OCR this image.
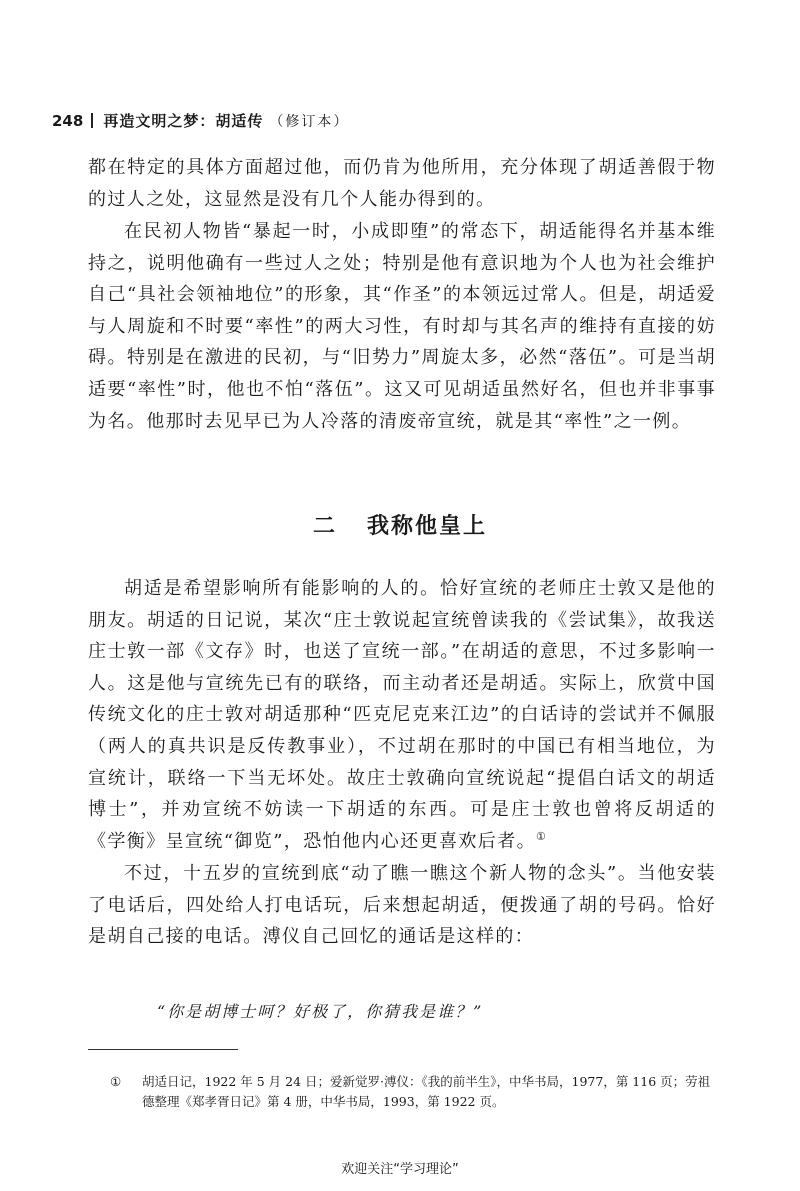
248 再造文明之梦：胡适传 （修订本）

都在特定的具体方面超过他，而仍肯为他所用，充分体现了胡适善假于物的过人之处，这显然是没有几个人能办得到的。

在民初人物皆“暴起一时，小成即堕”的常态下，胡适能得名并基本维持之，说明他确有一些过人之处；特别是他有意识地为个人也为社会维护自己“具社会领袖地位”的形象，其“作圣”的本领远过常人。但是，胡适爱与人周旋和不时要“率性”的两大习性，有时却与其名声的维持有直接的妨碍。特别是在激进的民初，与“旧势力”周旋太多，必然“落伍”。可是当胡适要“率性”时，他也不怕“落伍”。这又可见胡适虽然好名，但也并非事事为名。他那时去见早已为人冷落的清废帝宣统，就是其“率性”之一例。

二 我称他皇上

胡适是希望影响所有能影响的人的。恰好宣统的老师庄士敦又是他的朋友。胡适的日记说，某次“庄士敦说起宣统曾读我的《尝试集》，故我送庄士敦一部《文存》时，也送了宣统一部。”在胡适的意思，不过多影响一人。这是他与宣统先已有的联络，而主动者还是胡适。实际上，欣赏中国传统文化的庄士敦对胡适那种“匹克尼克来江边”的白话诗的尝试并不佩服（两人的真共识是反传教事业），不过胡在那时的中国已有相当地位，为宣统计，联络一下当无坏处。故庄士敦确向宣统说起“提倡白话文的胡适博士”，并劝宣统不妨读一下胡适的东西。可是庄士敦也曾将反胡适的《学衡》呈宣统“御览”，恐怕他内心还更喜欢后者。①

不过，十五岁的宣统到底“动了瞧一瞧这个新人物的念头”。当他安装了电话后，四处给人打电话玩，后来想起胡适，便拨通了胡的号码。恰好是胡自己接的电话。溥仪自己回忆的通话是这样的：

“你是胡博士呵？好极了，你猜我是谁？”
①	胡适日记，1922 年 5 月 24 日；爱新觉罗·溥仪：《我的前半生》，中华书局，1977，第 116 页；劳祖德整理《郑孝胥日记》第 4 册，中华书局，1993，第 1922 页。
欢迎关注“学习理论”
::::::
Reproduce all entries without any change, and omit the pictures.

Task answer:
OCR this image.
248 再造文明之梦：胡适传 （修订本）

都在特定的具体方面超过他，而仍肯为他所用，充分体现了胡适善假于物的过人之处，这显然是没有几个人能办得到的。

在民初人物皆“暴起一时，小成即堕”的常态下，胡适能得名并基本维持之，说明他确有一些过人之处；特别是他有意识地为个人也为社会维护自己“具社会领袖地位”的形象，其“作圣”的本领远过常人。但是，胡适爱与人周旋和不时要“率性”的两大习性，有时却与其名声的维持有直接的妨碍。特别是在激进的民初，与“旧势力”周旋太多，必然“落伍”。可是当胡适要“率性”时，他也不怕“落伍”。这又可见胡适虽然好名，但也并非事事为名。他那时去见早已为人冷落的清废帝宣统，就是其“率性”之一例。

二 我称他皇上

胡适是希望影响所有能影响的人的。恰好宣统的老师庄士敦又是他的朋友。胡适的日记说，某次“庄士敦说起宣统曾读我的《尝试集》，故我送庄士敦一部《文存》时，也送了宣统一部。”在胡适的意思，不过多影响一人。这是他与宣统先已有的联络，而主动者还是胡适。实际上，欣赏中国传统文化的庄士敦对胡适那种“匹克尼克来江边”的白话诗的尝试并不佩服（两人的真共识是反传教事业），不过胡在那时的中国已有相当地位，为宣统计，联络一下当无坏处。故庄士敦确向宣统说起“提倡白话文的胡适博士”，并劝宣统不妨读一下胡适的东西。可是庄士敦也曾将反胡适的《学衡》呈宣统“御览”，恐怕他内心还更喜欢后者。①

不过，十五岁的宣统到底“动了瞧一瞧这个新人物的念头”。当他安装了电话后，四处给人打电话玩，后来想起胡适，便拨通了胡的号码。恰好是胡自己接的电话。溥仪自己回忆的通话是这样的：

“你是胡博士呵？好极了，你猜我是谁？”
①	胡适日记，1922 年 5 月 24 日；爱新觉罗·溥仪：《我的前半生》，中华书局，1977，第 116 页；劳祖德整理《郑孝胥日记》第 4 册，中华书局，1993，第 1922 页。
欢迎关注“学习理论”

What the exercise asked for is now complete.